==== RECORDS TO USE ====

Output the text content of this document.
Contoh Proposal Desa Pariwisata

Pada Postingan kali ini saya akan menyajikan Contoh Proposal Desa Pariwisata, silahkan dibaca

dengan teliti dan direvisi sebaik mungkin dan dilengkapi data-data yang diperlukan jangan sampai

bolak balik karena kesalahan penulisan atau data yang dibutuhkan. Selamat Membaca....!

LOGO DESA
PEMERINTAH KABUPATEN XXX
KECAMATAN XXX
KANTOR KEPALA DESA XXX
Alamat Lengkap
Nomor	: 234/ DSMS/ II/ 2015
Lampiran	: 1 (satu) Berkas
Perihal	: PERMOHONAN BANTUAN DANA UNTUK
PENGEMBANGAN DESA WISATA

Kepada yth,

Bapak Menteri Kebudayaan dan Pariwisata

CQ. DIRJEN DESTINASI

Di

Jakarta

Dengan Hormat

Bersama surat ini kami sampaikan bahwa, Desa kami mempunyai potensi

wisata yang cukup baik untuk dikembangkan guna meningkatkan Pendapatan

====

## [REQUIREMENT]
Print the whole listing exactly as it is.

## [OUTPUT BELOW]
Output the text content of this document.
Contoh Proposal Desa Pariwisata

Pada Postingan kali ini saya akan menyajikan Contoh Proposal Desa Pariwisata, silahkan dibaca

dengan teliti dan direvisi sebaik mungkin dan dilengkapi data-data yang diperlukan jangan sampai

bolak balik karena kesalahan penulisan atau data yang dibutuhkan. Selamat Membaca....!

LOGO DESA
PEMERINTAH KABUPATEN XXX
KECAMATAN XXX
KANTOR KEPALA DESA XXX
Alamat Lengkap
Nomor	: 234/ DSMS/ II/ 2015
Lampiran	: 1 (satu) Berkas
Perihal	: PERMOHONAN BANTUAN DANA UNTUK
PENGEMBANGAN DESA WISATA

Kepada yth,

Bapak Menteri Kebudayaan dan Pariwisata

CQ. DIRJEN DESTINASI

Di

Jakarta

Dengan Hormat

Bersama surat ini kami sampaikan bahwa, Desa kami mempunyai potensi

wisata yang cukup baik untuk dikembangkan guna meningkatkan Pendapatan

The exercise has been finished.